→ **Required work**
Output the data below in full, character for character.
****************************************
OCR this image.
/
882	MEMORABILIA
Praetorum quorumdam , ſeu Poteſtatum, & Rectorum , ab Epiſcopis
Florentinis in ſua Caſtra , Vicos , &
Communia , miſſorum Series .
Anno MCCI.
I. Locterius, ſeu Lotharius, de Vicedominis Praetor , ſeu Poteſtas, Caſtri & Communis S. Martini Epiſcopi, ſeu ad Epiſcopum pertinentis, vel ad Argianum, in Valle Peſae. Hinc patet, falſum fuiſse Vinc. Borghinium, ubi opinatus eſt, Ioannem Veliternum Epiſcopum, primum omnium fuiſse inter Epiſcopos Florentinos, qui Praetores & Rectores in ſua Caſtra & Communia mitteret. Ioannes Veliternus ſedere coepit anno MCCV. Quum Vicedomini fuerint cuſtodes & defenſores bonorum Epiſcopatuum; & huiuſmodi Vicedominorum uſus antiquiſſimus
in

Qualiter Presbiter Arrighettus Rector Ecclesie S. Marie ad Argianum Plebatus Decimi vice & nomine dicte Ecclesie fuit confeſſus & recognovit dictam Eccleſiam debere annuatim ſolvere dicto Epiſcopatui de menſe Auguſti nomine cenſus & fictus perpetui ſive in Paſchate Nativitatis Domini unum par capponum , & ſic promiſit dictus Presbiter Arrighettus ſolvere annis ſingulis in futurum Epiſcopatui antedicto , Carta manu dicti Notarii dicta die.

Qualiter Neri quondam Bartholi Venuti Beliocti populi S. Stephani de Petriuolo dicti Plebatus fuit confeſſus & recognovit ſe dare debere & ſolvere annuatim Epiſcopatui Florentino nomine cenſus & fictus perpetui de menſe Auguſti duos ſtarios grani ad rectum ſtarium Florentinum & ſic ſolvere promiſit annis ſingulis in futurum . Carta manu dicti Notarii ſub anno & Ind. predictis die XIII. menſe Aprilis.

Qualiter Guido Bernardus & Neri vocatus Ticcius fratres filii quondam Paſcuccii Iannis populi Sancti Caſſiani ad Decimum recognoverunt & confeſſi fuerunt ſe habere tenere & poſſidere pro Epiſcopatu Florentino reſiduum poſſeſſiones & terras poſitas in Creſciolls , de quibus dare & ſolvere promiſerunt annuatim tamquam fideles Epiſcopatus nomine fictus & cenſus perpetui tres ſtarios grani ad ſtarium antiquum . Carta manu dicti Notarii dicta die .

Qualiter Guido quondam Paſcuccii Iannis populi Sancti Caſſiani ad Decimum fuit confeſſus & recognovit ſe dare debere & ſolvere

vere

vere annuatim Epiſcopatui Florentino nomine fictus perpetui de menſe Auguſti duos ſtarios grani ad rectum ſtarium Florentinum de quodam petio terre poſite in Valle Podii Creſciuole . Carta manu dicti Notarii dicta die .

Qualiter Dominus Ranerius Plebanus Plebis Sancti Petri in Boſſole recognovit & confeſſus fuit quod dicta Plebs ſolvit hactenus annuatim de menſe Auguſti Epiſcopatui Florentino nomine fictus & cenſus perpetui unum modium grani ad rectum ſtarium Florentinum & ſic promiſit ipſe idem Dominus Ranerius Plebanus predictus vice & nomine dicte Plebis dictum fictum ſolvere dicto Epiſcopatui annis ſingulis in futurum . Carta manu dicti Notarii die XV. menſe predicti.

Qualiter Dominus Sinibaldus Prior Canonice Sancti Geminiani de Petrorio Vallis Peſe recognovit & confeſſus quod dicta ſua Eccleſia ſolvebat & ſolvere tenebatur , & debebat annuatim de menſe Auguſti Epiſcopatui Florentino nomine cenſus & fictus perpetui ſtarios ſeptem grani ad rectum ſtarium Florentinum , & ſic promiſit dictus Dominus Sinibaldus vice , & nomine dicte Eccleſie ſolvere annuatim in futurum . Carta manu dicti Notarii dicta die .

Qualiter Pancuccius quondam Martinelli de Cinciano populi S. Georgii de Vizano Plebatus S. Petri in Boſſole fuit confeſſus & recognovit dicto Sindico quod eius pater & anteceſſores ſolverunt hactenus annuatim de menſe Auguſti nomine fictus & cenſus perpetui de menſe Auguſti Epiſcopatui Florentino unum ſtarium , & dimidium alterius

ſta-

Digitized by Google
****************************************
→ **Completed exercise**
OCR this image.
/
882	MEMORABILIA
Praetorum quorumdam , ſeu Poteſtatum, & Rectorum , ab Epiſcopis
Florentinis in ſua Caſtra , Vicos , &
Communia , miſſorum Series .
Anno MCCI.
I. Locterius, ſeu Lotharius, de Vicedominis Praetor , ſeu Poteſtas, Caſtri & Communis S. Martini Epiſcopi, ſeu ad Epiſcopum pertinentis, vel ad Argianum, in Valle Peſae. Hinc patet, falſum fuiſse Vinc. Borghinium, ubi opinatus eſt, Ioannem Veliternum Epiſcopum, primum omnium fuiſse inter Epiſcopos Florentinos, qui Praetores & Rectores in ſua Caſtra & Communia mitteret. Ioannes Veliternus ſedere coepit anno MCCV. Quum Vicedomini fuerint cuſtodes & defenſores bonorum Epiſcopatuum; & huiuſmodi Vicedominorum uſus antiquiſſimus
in

Qualiter Presbiter Arrighettus Rector Ecclesie S. Marie ad Argianum Plebatus Decimi vice & nomine dicte Ecclesie fuit confeſſus & recognovit dictam Eccleſiam debere annuatim ſolvere dicto Epiſcopatui de menſe Auguſti nomine cenſus & fictus perpetui ſive in Paſchate Nativitatis Domini unum par capponum , & ſic promiſit dictus Presbiter Arrighettus ſolvere annis ſingulis in futurum Epiſcopatui antedicto , Carta manu dicti Notarii dicta die.

Qualiter Neri quondam Bartholi Venuti Beliocti populi S. Stephani de Petriuolo dicti Plebatus fuit confeſſus & recognovit ſe dare debere & ſolvere annuatim Epiſcopatui Florentino nomine cenſus & fictus perpetui de menſe Auguſti duos ſtarios grani ad rectum ſtarium Florentinum & ſic ſolvere promiſit annis ſingulis in futurum . Carta manu dicti Notarii ſub anno & Ind. predictis die XIII. menſe Aprilis.

Qualiter Guido Bernardus & Neri vocatus Ticcius fratres filii quondam Paſcuccii Iannis populi Sancti Caſſiani ad Decimum recognoverunt & confeſſi fuerunt ſe habere tenere & poſſidere pro Epiſcopatu Florentino reſiduum poſſeſſiones & terras poſitas in Creſciolls , de quibus dare & ſolvere promiſerunt annuatim tamquam fideles Epiſcopatus nomine fictus & cenſus perpetui tres ſtarios grani ad ſtarium antiquum . Carta manu dicti Notarii dicta die .

Qualiter Guido quondam Paſcuccii Iannis populi Sancti Caſſiani ad Decimum fuit confeſſus & recognovit ſe dare debere & ſolvere

vere

vere annuatim Epiſcopatui Florentino nomine fictus perpetui de menſe Auguſti duos ſtarios grani ad rectum ſtarium Florentinum de quodam petio terre poſite in Valle Podii Creſciuole . Carta manu dicti Notarii dicta die .

Qualiter Dominus Ranerius Plebanus Plebis Sancti Petri in Boſſole recognovit & confeſſus fuit quod dicta Plebs ſolvit hactenus annuatim de menſe Auguſti Epiſcopatui Florentino nomine fictus & cenſus perpetui unum modium grani ad rectum ſtarium Florentinum & ſic promiſit ipſe idem Dominus Ranerius Plebanus predictus vice & nomine dicte Plebis dictum fictum ſolvere dicto Epiſcopatui annis ſingulis in futurum . Carta manu dicti Notarii die XV. menſe predicti.

Qualiter Dominus Sinibaldus Prior Canonice Sancti Geminiani de Petrorio Vallis Peſe recognovit & confeſſus quod dicta ſua Eccleſia ſolvebat & ſolvere tenebatur , & debebat annuatim de menſe Auguſti Epiſcopatui Florentino nomine cenſus & fictus perpetui ſtarios ſeptem grani ad rectum ſtarium Florentinum , & ſic promiſit dictus Dominus Sinibaldus vice , & nomine dicte Eccleſie ſolvere annuatim in futurum . Carta manu dicti Notarii dicta die .

Qualiter Pancuccius quondam Martinelli de Cinciano populi S. Georgii de Vizano Plebatus S. Petri in Boſſole fuit confeſſus & recognovit dicto Sindico quod eius pater & anteceſſores ſolverunt hactenus annuatim de menſe Auguſti nomine fictus & cenſus perpetui de menſe Auguſti Epiſcopatui Florentino unum ſtarium , & dimidium alterius

ſta-

Digitized by Google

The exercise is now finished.